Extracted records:
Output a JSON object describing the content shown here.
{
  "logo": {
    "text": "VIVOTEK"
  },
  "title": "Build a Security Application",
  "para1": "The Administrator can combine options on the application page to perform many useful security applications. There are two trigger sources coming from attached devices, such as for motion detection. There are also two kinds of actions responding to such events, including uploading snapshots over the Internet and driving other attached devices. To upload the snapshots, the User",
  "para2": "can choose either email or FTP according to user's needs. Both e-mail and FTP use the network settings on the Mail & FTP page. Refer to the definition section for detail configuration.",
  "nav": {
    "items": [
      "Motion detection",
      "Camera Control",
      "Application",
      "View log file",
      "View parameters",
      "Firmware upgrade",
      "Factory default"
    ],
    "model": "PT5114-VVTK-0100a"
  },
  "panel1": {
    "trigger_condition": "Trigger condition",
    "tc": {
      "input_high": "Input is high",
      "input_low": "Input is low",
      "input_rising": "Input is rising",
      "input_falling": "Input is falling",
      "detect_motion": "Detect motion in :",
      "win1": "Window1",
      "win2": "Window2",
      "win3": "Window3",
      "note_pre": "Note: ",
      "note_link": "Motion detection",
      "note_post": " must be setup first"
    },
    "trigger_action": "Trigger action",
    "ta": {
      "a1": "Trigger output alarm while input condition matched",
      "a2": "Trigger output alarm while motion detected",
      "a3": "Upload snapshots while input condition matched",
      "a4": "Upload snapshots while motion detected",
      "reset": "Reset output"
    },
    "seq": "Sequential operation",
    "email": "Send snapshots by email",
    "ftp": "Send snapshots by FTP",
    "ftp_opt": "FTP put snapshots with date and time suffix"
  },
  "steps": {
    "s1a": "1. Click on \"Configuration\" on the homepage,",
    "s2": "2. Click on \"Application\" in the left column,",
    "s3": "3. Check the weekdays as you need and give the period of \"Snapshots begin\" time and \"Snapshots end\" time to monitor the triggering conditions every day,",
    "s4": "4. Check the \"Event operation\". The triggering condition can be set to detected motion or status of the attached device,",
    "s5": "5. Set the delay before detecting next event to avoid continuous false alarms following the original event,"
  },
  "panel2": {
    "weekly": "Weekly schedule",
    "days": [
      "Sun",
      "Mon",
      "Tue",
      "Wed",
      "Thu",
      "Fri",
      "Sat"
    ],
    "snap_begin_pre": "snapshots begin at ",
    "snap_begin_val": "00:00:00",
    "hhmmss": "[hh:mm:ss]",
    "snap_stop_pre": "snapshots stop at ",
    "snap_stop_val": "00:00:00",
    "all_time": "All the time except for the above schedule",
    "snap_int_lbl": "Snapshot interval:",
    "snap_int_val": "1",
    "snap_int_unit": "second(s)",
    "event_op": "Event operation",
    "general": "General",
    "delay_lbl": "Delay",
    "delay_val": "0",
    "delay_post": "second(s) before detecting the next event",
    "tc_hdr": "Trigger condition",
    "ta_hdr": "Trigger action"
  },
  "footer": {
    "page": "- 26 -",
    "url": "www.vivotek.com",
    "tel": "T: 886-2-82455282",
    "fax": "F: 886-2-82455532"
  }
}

(Challenge): Return all of the entries exactly as they were supplied.

(Correct output):
Output a JSON object describing the content shown here.
{
  "logo": {
    "text": "VIVOTEK"
  },
  "title": "Build a Security Application",
  "para1": "The Administrator can combine options on the application page to perform many useful security applications. There are two trigger sources coming from attached devices, such as for motion detection. There are also two kinds of actions responding to such events, including uploading snapshots over the Internet and driving other attached devices. To upload the snapshots, the User",
  "para2": "can choose either email or FTP according to user's needs. Both e-mail and FTP use the network settings on the Mail & FTP page. Refer to the definition section for detail configuration.",
  "nav": {
    "items": [
      "Motion detection",
      "Camera Control",
      "Application",
      "View log file",
      "View parameters",
      "Firmware upgrade",
      "Factory default"
    ],
    "model": "PT5114-VVTK-0100a"
  },
  "panel1": {
    "trigger_condition": "Trigger condition",
    "tc": {
      "input_high": "Input is high",
      "input_low": "Input is low",
      "input_rising": "Input is rising",
      "input_falling": "Input is falling",
      "detect_motion": "Detect motion in :",
      "win1": "Window1",
      "win2": "Window2",
      "win3": "Window3",
      "note_pre": "Note: ",
      "note_link": "Motion detection",
      "note_post": " must be setup first"
    },
    "trigger_action": "Trigger action",
    "ta": {
      "a1": "Trigger output alarm while input condition matched",
      "a2": "Trigger output alarm while motion detected",
      "a3": "Upload snapshots while input condition matched",
      "a4": "Upload snapshots while motion detected",
      "reset": "Reset output"
    },
    "seq": "Sequential operation",
    "email": "Send snapshots by email",
    "ftp": "Send snapshots by FTP",
    "ftp_opt": "FTP put snapshots with date and time suffix"
  },
  "steps": {
    "s1a": "1. Click on \"Configuration\" on the homepage,",
    "s2": "2. Click on \"Application\" in the left column,",
    "s3": "3. Check the weekdays as you need and give the period of \"Snapshots begin\" time and \"Snapshots end\" time to monitor the triggering conditions every day,",
    "s4": "4. Check the \"Event operation\". The triggering condition can be set to detected motion or status of the attached device,",
    "s5": "5. Set the delay before detecting next event to avoid continuous false alarms following the original event,"
  },
  "panel2": {
    "weekly": "Weekly schedule",
    "days": [
      "Sun",
      "Mon",
      "Tue",
      "Wed",
      "Thu",
      "Fri",
      "Sat"
    ],
    "snap_begin_pre": "snapshots begin at ",
    "snap_begin_val": "00:00:00",
    "hhmmss": "[hh:mm:ss]",
    "snap_stop_pre": "snapshots stop at ",
    "snap_stop_val": "00:00:00",
    "all_time": "All the time except for the above schedule",
    "snap_int_lbl": "Snapshot interval:",
    "snap_int_val": "1",
    "snap_int_unit": "second(s)",
    "event_op": "Event operation",
    "general": "General",
    "delay_lbl": "Delay",
    "delay_val": "0",
    "delay_post": "second(s) before detecting the next event",
    "tc_hdr": "Trigger condition",
    "ta_hdr": "Trigger action"
  },
  "footer": {
    "page": "- 26 -",
    "url": "www.vivotek.com",
    "tel": "T: 886-2-82455282",
    "fax": "F: 886-2-82455532"
  }
}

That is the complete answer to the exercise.